WRITTEN REQUEST:
The records below are to be copied word for word, with every picture left out.

[Items from a dataset]
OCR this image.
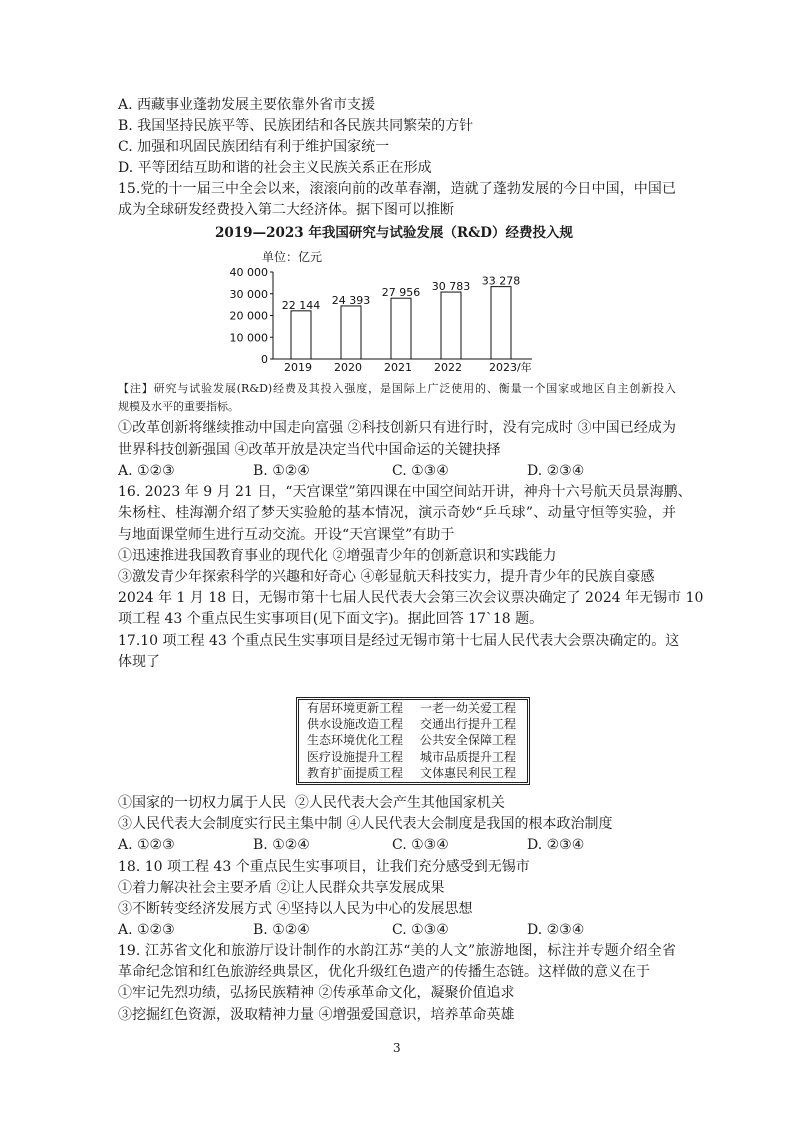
A. 西藏事业蓬勃发展主要依靠外省市支援
B. 我国坚持民族平等、民族团结和各民族共同繁荣的方针
C. 加强和巩固民族团结有利于维护国家统一
D. 平等团结互助和谐的社会主义民族关系正在形成
15.党的十一届三中全会以来，滚滚向前的改革春潮，造就了蓬勃发展的今日中国，中国已
成为全球研发经费投入第二大经济体。据下图可以推断
2019—2023 年我国研究与试验发展（R&D）经费投入规
单位：亿元
0
10 000
20 000
30 000
40 000
22 144
2019
24 393
2020
27 956
2021
30 783
2022
33 278
2023/年
【注】研究与试验发展(R&D)经费及其投入强度，是国际上广泛使用的、衡量一个国家或地区自主创新投入
规模及水平的重要指标。
①改革创新将继续推动中国走向富强 ②科技创新只有进行时，没有完成时 ③中国已经成为
世界科技创新强国 ④改革开放是决定当代中国命运的关键抉择
A. ①②③	B. ①②④	C. ①③④	D. ②③④
16. 2023 年 9 月 21 日，“天宫课堂”第四课在中国空间站开讲，神舟十六号航天员景海鹏、
朱杨柱、桂海潮介绍了梦天实验舱的基本情况，演示奇妙“乒乓球”、动量守恒等实验，并
与地面课堂师生进行互动交流。开设“天宫课堂”有助于
①迅速推进我国教育事业的现代化 ②增强青少年的创新意识和实践能力
③激发青少年探索科学的兴趣和好奇心 ④彰显航天科技实力，提升青少年的民族自豪感
2024 年 1 月 18 日，无锡市第十七届人民代表大会第三次会议票决确定了 2024 年无锡市 10
项工程 43 个重点民生实事项目(见下面文字)。据此回答 17`18 题。
17.10 项工程 43 个重点民生实事项目是经过无锡市第十七届人民代表大会票决确定的。这
体现了
有居环境更新工程 一老一幼关爱工程
供水设施改造工程 交通出行提升工程
生态环境优化工程 公共安全保障工程
医疗设施提升工程 城市品质提升工程
教育扩面提质工程 文体惠民利民工程
①国家的一切权力属于人民  ②人民代表大会产生其他国家机关
③人民代表大会制度实行民主集中制 ④人民代表大会制度是我国的根本政治制度
A. ①②③	B. ①②④	C. ①③④	D. ②③④
18. 10 项工程 43 个重点民生实事项目，让我们充分感受到无锡市
①着力解决社会主要矛盾 ②让人民群众共享发展成果
③不断转变经济发展方式 ④坚持以人民为中心的发展思想
A. ①②③	B. ①②④	C. ①③④	D. ②③④
19. 江苏省文化和旅游厅设计制作的水韵江苏“美的人文”旅游地图，标注并专题介绍全省
革命纪念馆和红色旅游经典景区，优化升级红色遗产的传播生态链。这样做的意义在于
①牢记先烈功绩，弘扬民族精神 ②传承革命文化，凝聚价值追求
③挖掘红色资源，汲取精神力量 ④增强爱国意识，培养革命英雄
3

EXPECTED ANSWER:
OCR this image.
A. 西藏事业蓬勃发展主要依靠外省市支援
B. 我国坚持民族平等、民族团结和各民族共同繁荣的方针
C. 加强和巩固民族团结有利于维护国家统一
D. 平等团结互助和谐的社会主义民族关系正在形成
15.党的十一届三中全会以来，滚滚向前的改革春潮，造就了蓬勃发展的今日中国，中国已
成为全球研发经费投入第二大经济体。据下图可以推断
2019—2023 年我国研究与试验发展（R&D）经费投入规
单位：亿元
0
10 000
20 000
30 000
40 000
22 144
2019
24 393
2020
27 956
2021
30 783
2022
33 278
2023/年
【注】研究与试验发展(R&D)经费及其投入强度，是国际上广泛使用的、衡量一个国家或地区自主创新投入
规模及水平的重要指标。
①改革创新将继续推动中国走向富强 ②科技创新只有进行时，没有完成时 ③中国已经成为
世界科技创新强国 ④改革开放是决定当代中国命运的关键抉择
A. ①②③	B. ①②④	C. ①③④	D. ②③④
16. 2023 年 9 月 21 日，“天宫课堂”第四课在中国空间站开讲，神舟十六号航天员景海鹏、
朱杨柱、桂海潮介绍了梦天实验舱的基本情况，演示奇妙“乒乓球”、动量守恒等实验，并
与地面课堂师生进行互动交流。开设“天宫课堂”有助于
①迅速推进我国教育事业的现代化 ②增强青少年的创新意识和实践能力
③激发青少年探索科学的兴趣和好奇心 ④彰显航天科技实力，提升青少年的民族自豪感
2024 年 1 月 18 日，无锡市第十七届人民代表大会第三次会议票决确定了 2024 年无锡市 10
项工程 43 个重点民生实事项目(见下面文字)。据此回答 17`18 题。
17.10 项工程 43 个重点民生实事项目是经过无锡市第十七届人民代表大会票决确定的。这
体现了
有居环境更新工程 一老一幼关爱工程
供水设施改造工程 交通出行提升工程
生态环境优化工程 公共安全保障工程
医疗设施提升工程 城市品质提升工程
教育扩面提质工程 文体惠民利民工程
①国家的一切权力属于人民  ②人民代表大会产生其他国家机关
③人民代表大会制度实行民主集中制 ④人民代表大会制度是我国的根本政治制度
A. ①②③	B. ①②④	C. ①③④	D. ②③④
18. 10 项工程 43 个重点民生实事项目，让我们充分感受到无锡市
①着力解决社会主要矛盾 ②让人民群众共享发展成果
③不断转变经济发展方式 ④坚持以人民为中心的发展思想
A. ①②③	B. ①②④	C. ①③④	D. ②③④
19. 江苏省文化和旅游厅设计制作的水韵江苏“美的人文”旅游地图，标注并专题介绍全省
革命纪念馆和红色旅游经典景区，优化升级红色遗产的传播生态链。这样做的意义在于
①牢记先烈功绩，弘扬民族精神 ②传承革命文化，凝聚价值追求
③挖掘红色资源，汲取精神力量 ④增强爱国意识，培养革命英雄
3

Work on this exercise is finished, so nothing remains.